GIVEN PROBLEM: Write the records below out again exactly as given, with no images.

DATA IN THIS EXERCISE:
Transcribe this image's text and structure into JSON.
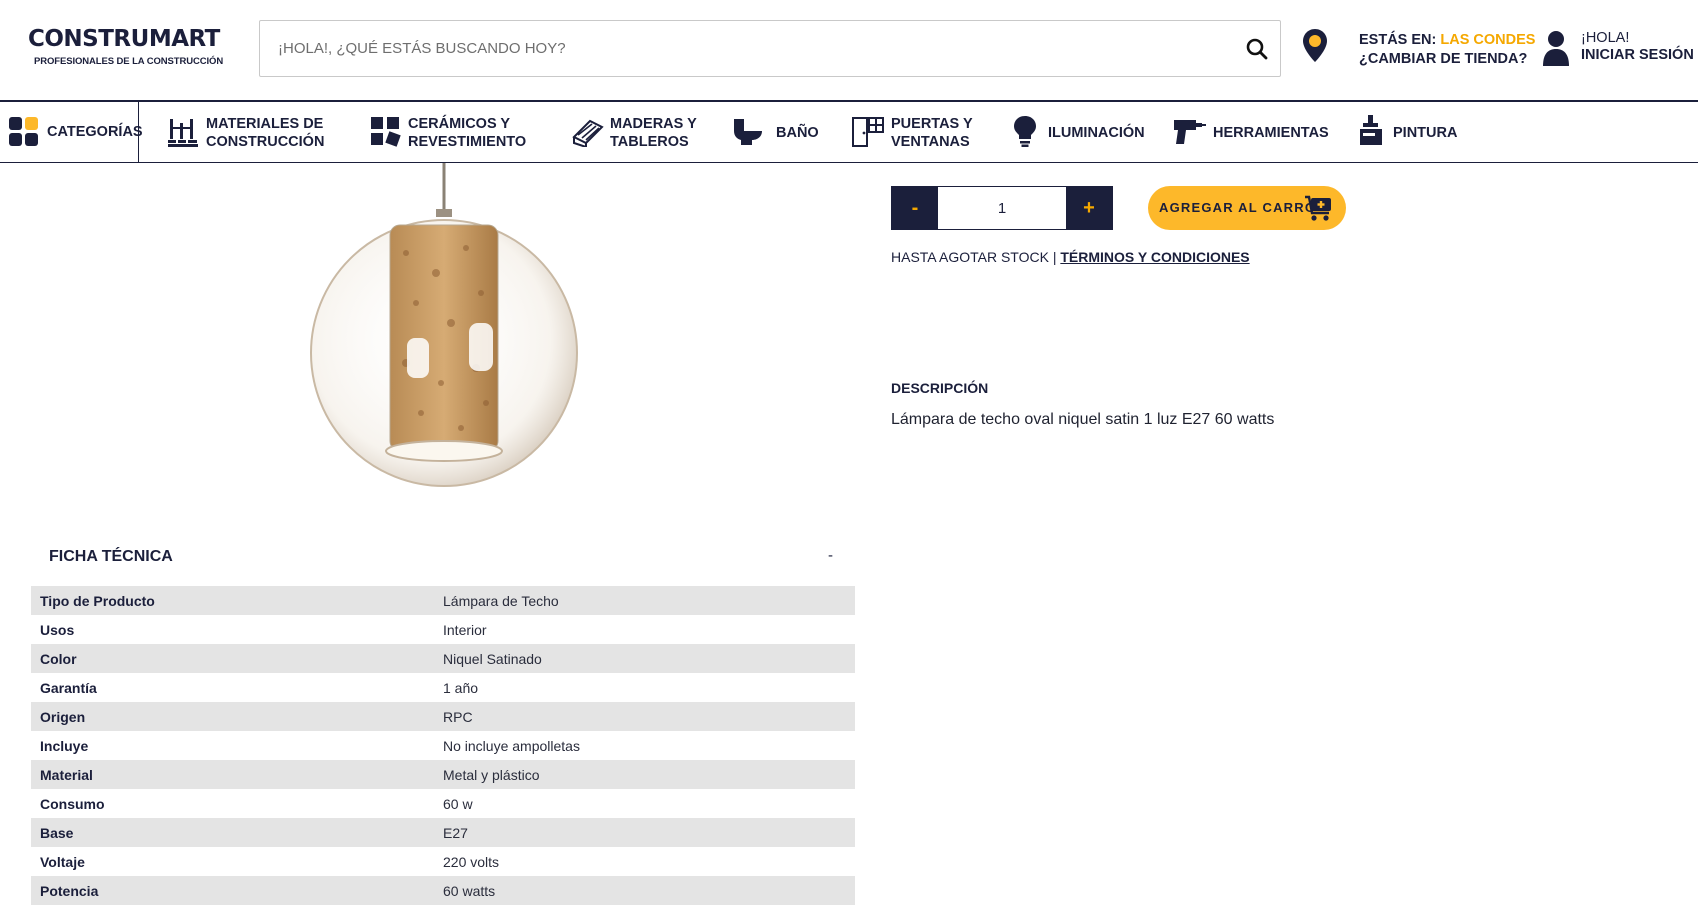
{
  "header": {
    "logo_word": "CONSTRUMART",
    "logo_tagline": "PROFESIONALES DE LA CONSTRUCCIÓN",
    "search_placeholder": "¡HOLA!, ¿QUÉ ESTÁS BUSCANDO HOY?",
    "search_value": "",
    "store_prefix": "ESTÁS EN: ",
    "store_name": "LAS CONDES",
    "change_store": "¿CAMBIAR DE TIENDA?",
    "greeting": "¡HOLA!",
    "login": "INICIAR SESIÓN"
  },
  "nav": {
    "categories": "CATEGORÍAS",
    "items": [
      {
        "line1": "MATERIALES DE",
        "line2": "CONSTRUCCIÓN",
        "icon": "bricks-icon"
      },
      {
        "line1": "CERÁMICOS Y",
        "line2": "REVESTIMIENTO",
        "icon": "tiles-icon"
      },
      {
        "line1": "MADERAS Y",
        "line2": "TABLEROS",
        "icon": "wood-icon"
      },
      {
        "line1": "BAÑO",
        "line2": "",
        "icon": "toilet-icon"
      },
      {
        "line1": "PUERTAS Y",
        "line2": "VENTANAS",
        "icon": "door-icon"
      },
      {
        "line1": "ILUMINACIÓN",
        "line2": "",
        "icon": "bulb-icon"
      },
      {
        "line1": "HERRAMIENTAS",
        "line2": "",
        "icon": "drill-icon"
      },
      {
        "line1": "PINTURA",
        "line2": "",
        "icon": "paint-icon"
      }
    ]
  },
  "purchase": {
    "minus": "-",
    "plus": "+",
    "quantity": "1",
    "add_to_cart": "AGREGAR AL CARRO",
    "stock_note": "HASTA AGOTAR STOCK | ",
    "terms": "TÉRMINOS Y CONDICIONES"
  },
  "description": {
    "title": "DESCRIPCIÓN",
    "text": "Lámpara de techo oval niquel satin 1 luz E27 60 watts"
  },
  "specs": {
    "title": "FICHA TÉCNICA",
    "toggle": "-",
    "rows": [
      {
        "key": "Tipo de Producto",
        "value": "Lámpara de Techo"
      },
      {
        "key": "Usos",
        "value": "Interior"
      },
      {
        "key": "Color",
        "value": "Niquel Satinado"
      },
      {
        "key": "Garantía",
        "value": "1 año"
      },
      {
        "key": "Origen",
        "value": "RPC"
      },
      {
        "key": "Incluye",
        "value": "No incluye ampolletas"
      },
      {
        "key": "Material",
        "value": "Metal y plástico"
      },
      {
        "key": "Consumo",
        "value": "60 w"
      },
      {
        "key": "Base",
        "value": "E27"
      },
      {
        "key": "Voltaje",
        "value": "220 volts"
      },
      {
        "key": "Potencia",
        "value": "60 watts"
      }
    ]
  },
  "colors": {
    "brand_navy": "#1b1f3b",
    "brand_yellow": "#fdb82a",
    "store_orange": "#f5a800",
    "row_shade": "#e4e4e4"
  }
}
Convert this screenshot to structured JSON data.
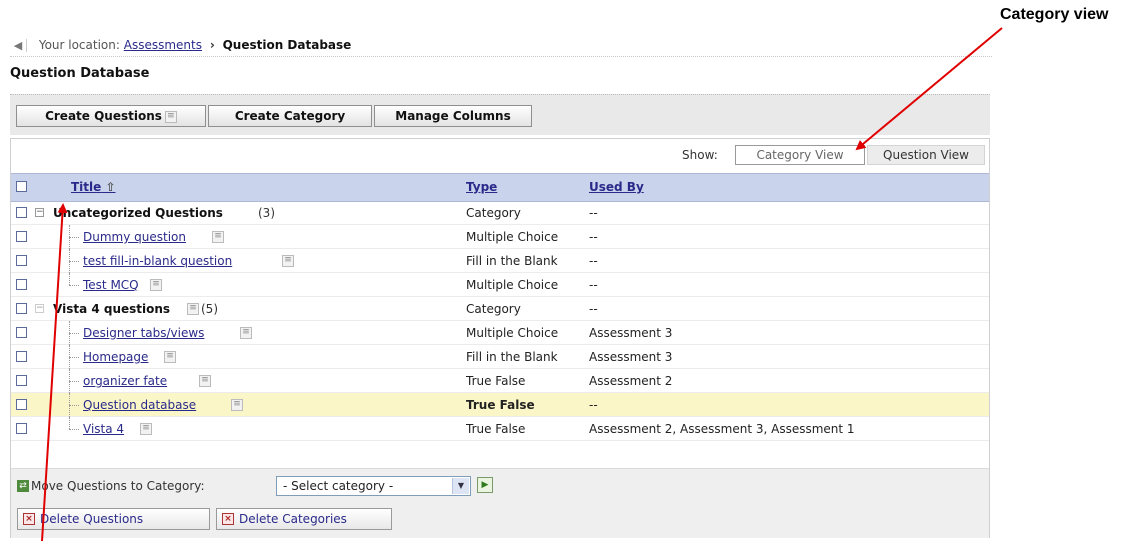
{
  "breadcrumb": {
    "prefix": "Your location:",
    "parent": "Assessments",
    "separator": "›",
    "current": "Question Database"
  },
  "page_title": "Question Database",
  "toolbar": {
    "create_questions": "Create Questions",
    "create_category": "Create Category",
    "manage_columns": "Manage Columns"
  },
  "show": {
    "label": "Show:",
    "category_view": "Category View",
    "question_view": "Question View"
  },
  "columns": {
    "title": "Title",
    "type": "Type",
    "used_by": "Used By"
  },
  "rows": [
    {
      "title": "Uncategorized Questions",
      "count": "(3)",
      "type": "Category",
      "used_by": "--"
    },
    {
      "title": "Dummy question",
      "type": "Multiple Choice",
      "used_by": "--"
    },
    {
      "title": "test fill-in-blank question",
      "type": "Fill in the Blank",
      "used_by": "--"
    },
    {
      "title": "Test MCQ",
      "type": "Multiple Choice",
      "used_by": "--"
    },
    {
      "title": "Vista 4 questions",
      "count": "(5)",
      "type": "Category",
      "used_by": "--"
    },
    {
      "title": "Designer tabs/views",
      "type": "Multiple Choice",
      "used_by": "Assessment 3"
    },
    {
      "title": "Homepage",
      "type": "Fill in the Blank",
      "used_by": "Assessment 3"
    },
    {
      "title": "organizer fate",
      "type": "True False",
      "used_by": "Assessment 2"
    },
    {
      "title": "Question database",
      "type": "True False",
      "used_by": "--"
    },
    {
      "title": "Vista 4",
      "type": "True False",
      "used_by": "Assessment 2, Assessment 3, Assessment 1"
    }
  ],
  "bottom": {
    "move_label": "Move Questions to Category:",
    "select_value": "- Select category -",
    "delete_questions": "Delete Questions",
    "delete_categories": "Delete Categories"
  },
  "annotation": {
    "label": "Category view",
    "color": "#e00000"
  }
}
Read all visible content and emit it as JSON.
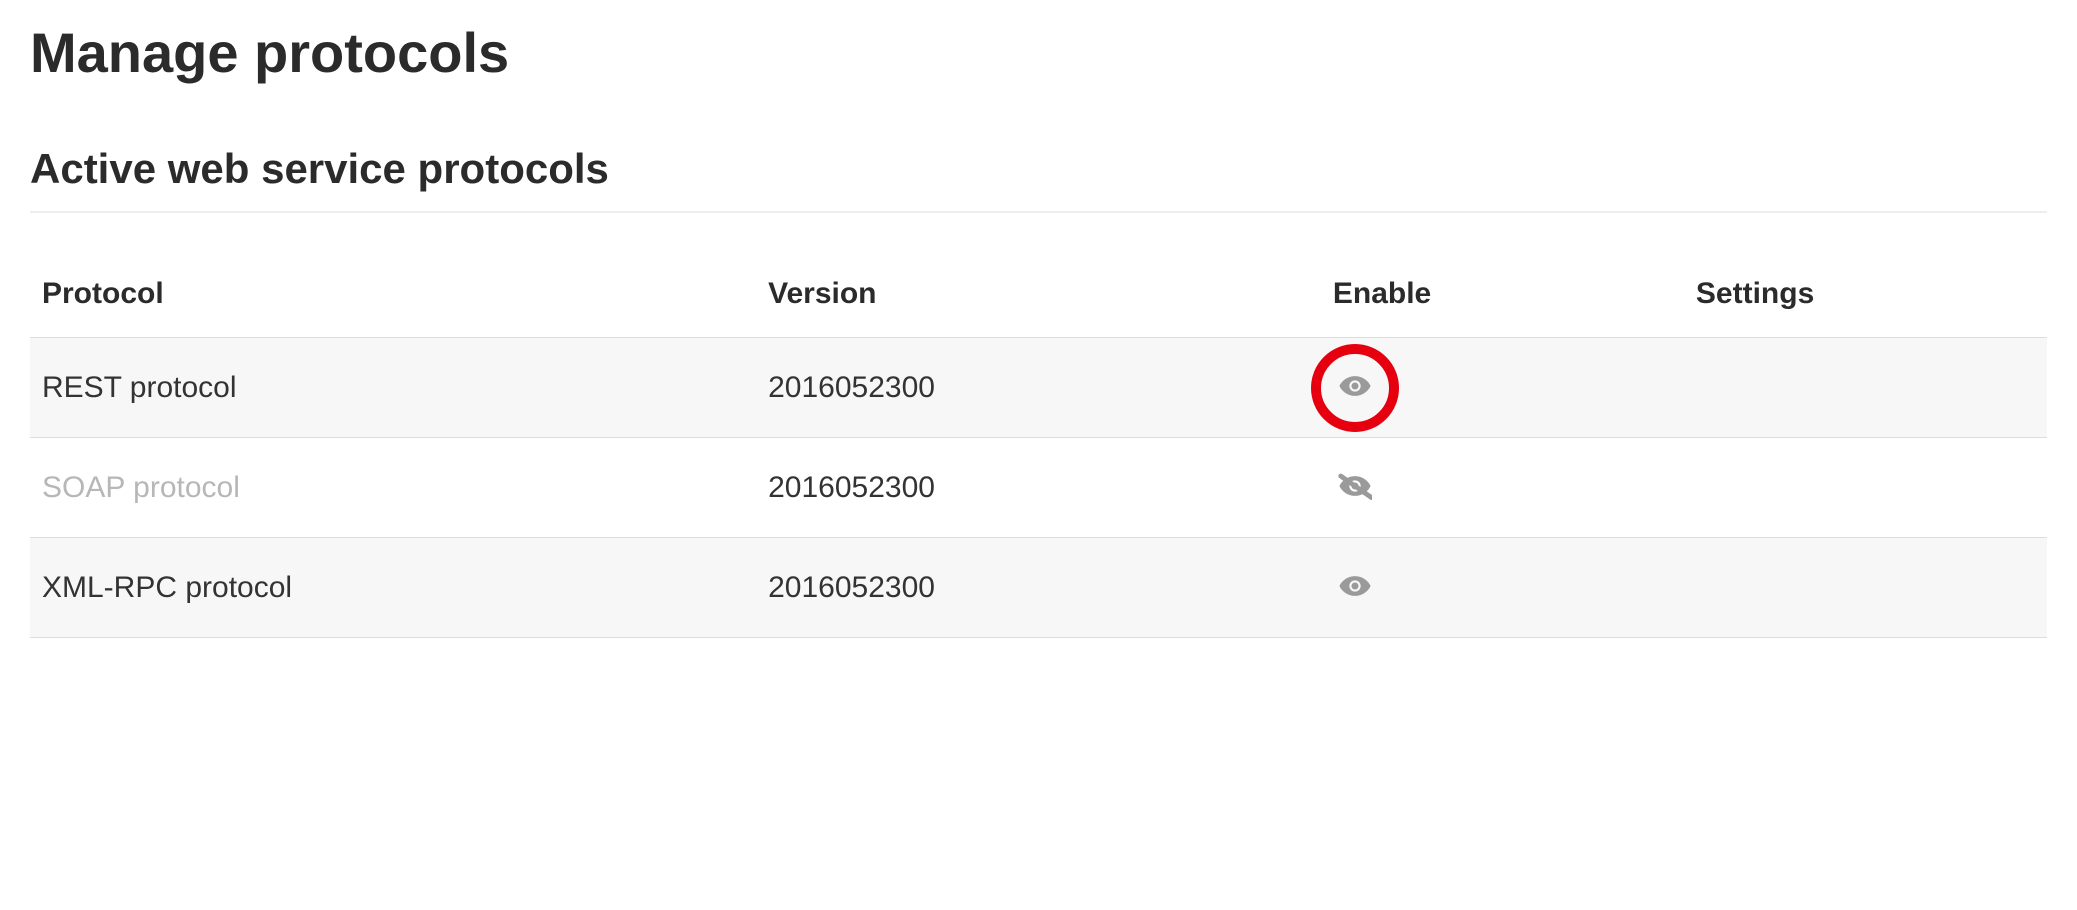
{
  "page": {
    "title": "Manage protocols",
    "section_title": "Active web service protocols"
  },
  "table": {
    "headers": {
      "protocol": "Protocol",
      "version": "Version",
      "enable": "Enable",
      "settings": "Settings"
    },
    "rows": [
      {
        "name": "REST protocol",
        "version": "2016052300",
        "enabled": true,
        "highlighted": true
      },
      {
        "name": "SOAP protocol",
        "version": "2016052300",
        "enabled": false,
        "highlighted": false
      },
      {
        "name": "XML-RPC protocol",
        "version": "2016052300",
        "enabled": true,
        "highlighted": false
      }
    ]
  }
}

REPLY TO THE TASK:
Transcribe this image's text and structure into JSON.
{
  "header": {
    "logo_word": "CONSTRUMART",
    "logo_tagline": "PROFESIONALES DE LA CONSTRUCCIÓN",
    "search_placeholder": "¡HOLA!, ¿QUÉ ESTÁS BUSCANDO HOY?",
    "search_value": "",
    "store_prefix": "ESTÁS EN: ",
    "store_name": "LAS CONDES",
    "change_store": "¿CAMBIAR DE TIENDA?",
    "greeting": "¡HOLA!",
    "login": "INICIAR SESIÓN"
  },
  "nav": {
    "categories": "CATEGORÍAS",
    "items": [
      {
        "line1": "MATERIALES DE",
        "line2": "CONSTRUCCIÓN",
        "icon": "bricks-icon"
      },
      {
        "line1": "CERÁMICOS Y",
        "line2": "REVESTIMIENTO",
        "icon": "tiles-icon"
      },
      {
        "line1": "MADERAS Y",
        "line2": "TABLEROS",
        "icon": "wood-icon"
      },
      {
        "line1": "BAÑO",
        "line2": "",
        "icon": "toilet-icon"
      },
      {
        "line1": "PUERTAS Y",
        "line2": "VENTANAS",
        "icon": "door-icon"
      },
      {
        "line1": "ILUMINACIÓN",
        "line2": "",
        "icon": "bulb-icon"
      },
      {
        "line1": "HERRAMIENTAS",
        "line2": "",
        "icon": "drill-icon"
      },
      {
        "line1": "PINTURA",
        "line2": "",
        "icon": "paint-icon"
      }
    ]
  },
  "purchase": {
    "minus": "-",
    "plus": "+",
    "quantity": "1",
    "add_to_cart": "AGREGAR AL CARRO",
    "stock_note": "HASTA AGOTAR STOCK | ",
    "terms": "TÉRMINOS Y CONDICIONES"
  },
  "description": {
    "title": "DESCRIPCIÓN",
    "text": "Lámpara de techo oval niquel satin 1 luz E27 60 watts"
  },
  "specs": {
    "title": "FICHA TÉCNICA",
    "toggle": "-",
    "rows": [
      {
        "key": "Tipo de Producto",
        "value": "Lámpara de Techo"
      },
      {
        "key": "Usos",
        "value": "Interior"
      },
      {
        "key": "Color",
        "value": "Niquel Satinado"
      },
      {
        "key": "Garantía",
        "value": "1 año"
      },
      {
        "key": "Origen",
        "value": "RPC"
      },
      {
        "key": "Incluye",
        "value": "No incluye ampolletas"
      },
      {
        "key": "Material",
        "value": "Metal y plástico"
      },
      {
        "key": "Consumo",
        "value": "60 w"
      },
      {
        "key": "Base",
        "value": "E27"
      },
      {
        "key": "Voltaje",
        "value": "220 volts"
      },
      {
        "key": "Potencia",
        "value": "60 watts"
      }
    ]
  },
  "colors": {
    "brand_navy": "#1b1f3b",
    "brand_yellow": "#fdb82a",
    "store_orange": "#f5a800",
    "row_shade": "#e4e4e4"
  }
}
Convert this screenshot to structured JSON data.
{
  "breadcrumb": {
    "prefix": "Your location:",
    "parent": "Assessments",
    "separator": "›",
    "current": "Question Database"
  },
  "page_title": "Question Database",
  "toolbar": {
    "create_questions": "Create Questions",
    "create_category": "Create Category",
    "manage_columns": "Manage Columns"
  },
  "show": {
    "label": "Show:",
    "category_view": "Category View",
    "question_view": "Question View"
  },
  "columns": {
    "title": "Title",
    "type": "Type",
    "used_by": "Used By"
  },
  "rows": [
    {
      "title": "Uncategorized Questions",
      "count": "(3)",
      "type": "Category",
      "used_by": "--"
    },
    {
      "title": "Dummy question",
      "type": "Multiple Choice",
      "used_by": "--"
    },
    {
      "title": "test fill-in-blank question",
      "type": "Fill in the Blank",
      "used_by": "--"
    },
    {
      "title": "Test MCQ",
      "type": "Multiple Choice",
      "used_by": "--"
    },
    {
      "title": "Vista 4 questions",
      "count": "(5)",
      "type": "Category",
      "used_by": "--"
    },
    {
      "title": "Designer tabs/views",
      "type": "Multiple Choice",
      "used_by": "Assessment 3"
    },
    {
      "title": "Homepage",
      "type": "Fill in the Blank",
      "used_by": "Assessment 3"
    },
    {
      "title": "organizer fate",
      "type": "True False",
      "used_by": "Assessment 2"
    },
    {
      "title": "Question database",
      "type": "True False",
      "used_by": "--"
    },
    {
      "title": "Vista 4",
      "type": "True False",
      "used_by": "Assessment 2, Assessment 3, Assessment 1"
    }
  ],
  "bottom": {
    "move_label": "Move Questions to Category:",
    "select_value": "- Select category -",
    "delete_questions": "Delete Questions",
    "delete_categories": "Delete Categories"
  },
  "annotation": {
    "label": "Category view",
    "color": "#e00000"
  }
}
Read all visible content and emit it as JSON.
{
  "page": {
    "title": "Manage protocols",
    "section_title": "Active web service protocols"
  },
  "table": {
    "headers": {
      "protocol": "Protocol",
      "version": "Version",
      "enable": "Enable",
      "settings": "Settings"
    },
    "rows": [
      {
        "name": "REST protocol",
        "version": "2016052300",
        "enabled": true,
        "highlighted": true
      },
      {
        "name": "SOAP protocol",
        "version": "2016052300",
        "enabled": false,
        "highlighted": false
      },
      {
        "name": "XML-RPC protocol",
        "version": "2016052300",
        "enabled": true,
        "highlighted": false
      }
    ]
  }
}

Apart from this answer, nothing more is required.